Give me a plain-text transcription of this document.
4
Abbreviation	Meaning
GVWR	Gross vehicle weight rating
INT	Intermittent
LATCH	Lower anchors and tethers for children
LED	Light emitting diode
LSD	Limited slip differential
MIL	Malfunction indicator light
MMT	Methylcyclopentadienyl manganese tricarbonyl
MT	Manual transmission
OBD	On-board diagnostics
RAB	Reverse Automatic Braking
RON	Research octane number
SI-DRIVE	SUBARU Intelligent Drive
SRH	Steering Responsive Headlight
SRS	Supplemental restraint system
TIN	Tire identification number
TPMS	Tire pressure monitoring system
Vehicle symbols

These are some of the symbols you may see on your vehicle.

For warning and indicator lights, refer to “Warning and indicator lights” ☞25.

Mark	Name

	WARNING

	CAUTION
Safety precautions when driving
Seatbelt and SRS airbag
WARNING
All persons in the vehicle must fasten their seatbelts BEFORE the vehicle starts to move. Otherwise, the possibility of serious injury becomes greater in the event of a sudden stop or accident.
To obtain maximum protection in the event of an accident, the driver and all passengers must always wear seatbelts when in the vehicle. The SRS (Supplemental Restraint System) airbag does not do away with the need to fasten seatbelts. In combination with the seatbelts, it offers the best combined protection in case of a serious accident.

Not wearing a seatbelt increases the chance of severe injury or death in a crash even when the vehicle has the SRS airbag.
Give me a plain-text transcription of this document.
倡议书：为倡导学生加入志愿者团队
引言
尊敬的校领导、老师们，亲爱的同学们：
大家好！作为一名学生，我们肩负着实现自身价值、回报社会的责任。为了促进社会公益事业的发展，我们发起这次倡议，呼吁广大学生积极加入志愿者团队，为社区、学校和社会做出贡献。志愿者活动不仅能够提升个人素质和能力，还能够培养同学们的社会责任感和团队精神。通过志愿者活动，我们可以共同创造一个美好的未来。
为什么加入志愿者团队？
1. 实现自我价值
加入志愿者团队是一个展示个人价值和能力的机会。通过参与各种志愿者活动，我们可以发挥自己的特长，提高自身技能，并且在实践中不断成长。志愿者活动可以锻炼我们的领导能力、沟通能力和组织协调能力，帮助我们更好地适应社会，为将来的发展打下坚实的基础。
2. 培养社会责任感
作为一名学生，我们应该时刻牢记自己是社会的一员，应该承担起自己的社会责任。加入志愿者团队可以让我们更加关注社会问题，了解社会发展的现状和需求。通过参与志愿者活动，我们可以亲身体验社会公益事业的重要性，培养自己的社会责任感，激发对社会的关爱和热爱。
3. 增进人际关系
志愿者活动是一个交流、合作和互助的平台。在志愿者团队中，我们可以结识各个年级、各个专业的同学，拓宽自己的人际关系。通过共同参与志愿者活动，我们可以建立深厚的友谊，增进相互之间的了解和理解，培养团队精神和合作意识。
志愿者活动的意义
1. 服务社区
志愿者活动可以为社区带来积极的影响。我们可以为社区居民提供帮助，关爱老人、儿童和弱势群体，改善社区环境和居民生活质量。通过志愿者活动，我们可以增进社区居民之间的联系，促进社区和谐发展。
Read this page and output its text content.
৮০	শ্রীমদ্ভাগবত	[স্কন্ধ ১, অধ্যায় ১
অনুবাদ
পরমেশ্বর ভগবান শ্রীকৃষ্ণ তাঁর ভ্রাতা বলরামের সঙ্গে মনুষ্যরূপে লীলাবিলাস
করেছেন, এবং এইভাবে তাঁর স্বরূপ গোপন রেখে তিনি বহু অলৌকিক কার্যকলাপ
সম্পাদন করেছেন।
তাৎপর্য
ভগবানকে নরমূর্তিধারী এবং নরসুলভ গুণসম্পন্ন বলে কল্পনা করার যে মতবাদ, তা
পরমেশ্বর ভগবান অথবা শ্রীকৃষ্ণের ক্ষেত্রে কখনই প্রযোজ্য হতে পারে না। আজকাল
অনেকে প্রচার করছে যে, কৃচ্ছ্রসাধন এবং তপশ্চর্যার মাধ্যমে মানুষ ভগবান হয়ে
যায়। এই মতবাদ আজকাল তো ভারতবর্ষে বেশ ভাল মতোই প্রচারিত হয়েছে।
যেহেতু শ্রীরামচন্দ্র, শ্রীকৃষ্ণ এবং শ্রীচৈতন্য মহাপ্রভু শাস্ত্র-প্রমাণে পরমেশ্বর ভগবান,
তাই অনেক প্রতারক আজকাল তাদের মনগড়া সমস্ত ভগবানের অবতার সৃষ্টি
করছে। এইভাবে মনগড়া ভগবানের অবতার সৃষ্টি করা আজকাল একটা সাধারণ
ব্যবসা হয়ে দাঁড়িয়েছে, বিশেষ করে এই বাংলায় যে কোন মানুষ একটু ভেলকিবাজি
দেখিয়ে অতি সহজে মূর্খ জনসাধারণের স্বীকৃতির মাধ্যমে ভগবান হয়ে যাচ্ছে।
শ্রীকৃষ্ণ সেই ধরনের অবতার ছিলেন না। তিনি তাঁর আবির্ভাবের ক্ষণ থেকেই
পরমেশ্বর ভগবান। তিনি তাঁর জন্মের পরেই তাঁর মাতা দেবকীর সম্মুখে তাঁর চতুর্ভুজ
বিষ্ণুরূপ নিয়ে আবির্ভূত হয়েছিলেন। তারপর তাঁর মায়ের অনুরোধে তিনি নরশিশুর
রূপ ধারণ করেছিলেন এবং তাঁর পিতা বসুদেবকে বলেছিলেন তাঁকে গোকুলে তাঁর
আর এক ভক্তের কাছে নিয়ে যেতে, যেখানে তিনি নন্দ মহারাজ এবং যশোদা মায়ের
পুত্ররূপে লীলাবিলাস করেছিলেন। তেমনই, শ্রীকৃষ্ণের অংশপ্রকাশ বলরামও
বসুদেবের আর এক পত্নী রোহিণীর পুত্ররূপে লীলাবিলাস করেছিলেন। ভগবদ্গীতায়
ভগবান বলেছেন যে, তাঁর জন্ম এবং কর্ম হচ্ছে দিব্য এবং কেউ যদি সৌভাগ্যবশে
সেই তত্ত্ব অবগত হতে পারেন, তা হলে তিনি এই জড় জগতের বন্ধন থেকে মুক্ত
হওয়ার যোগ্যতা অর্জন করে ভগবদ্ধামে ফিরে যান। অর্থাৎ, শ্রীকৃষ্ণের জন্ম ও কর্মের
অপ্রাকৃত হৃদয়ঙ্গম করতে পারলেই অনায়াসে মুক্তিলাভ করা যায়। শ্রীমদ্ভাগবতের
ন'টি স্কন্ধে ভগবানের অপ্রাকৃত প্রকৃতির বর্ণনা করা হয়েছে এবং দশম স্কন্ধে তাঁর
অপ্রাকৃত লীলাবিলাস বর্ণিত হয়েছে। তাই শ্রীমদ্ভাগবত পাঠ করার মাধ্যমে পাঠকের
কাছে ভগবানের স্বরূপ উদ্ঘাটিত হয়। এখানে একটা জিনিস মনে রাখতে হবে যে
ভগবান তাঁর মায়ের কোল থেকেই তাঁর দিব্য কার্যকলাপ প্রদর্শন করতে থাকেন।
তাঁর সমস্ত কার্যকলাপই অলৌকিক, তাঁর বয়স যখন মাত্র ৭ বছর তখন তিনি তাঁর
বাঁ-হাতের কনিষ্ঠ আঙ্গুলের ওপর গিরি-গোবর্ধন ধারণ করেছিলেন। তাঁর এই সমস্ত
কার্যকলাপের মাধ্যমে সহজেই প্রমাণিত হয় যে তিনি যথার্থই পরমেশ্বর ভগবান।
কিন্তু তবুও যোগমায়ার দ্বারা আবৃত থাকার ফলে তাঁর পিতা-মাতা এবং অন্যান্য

━━━

◆ **What to do**: Go through the records and show every line with the string "serious" in it.

◆ **Right answer**:
All persons in the vehicle must fasten their seatbelts BEFORE the vehicle starts to move. Otherwise, the possibility of serious injury becomes greater in the event of a sudden stop or accident.
To obtain maximum protection in the event of an accident, the driver and all passengers must always wear seatbelts when in the vehicle. The SRS (Supplemental Restraint System) airbag does not do away with the need to fasten seatbelts. In combination with the seatbelts, it offers the best combined protection in case of a serious accident.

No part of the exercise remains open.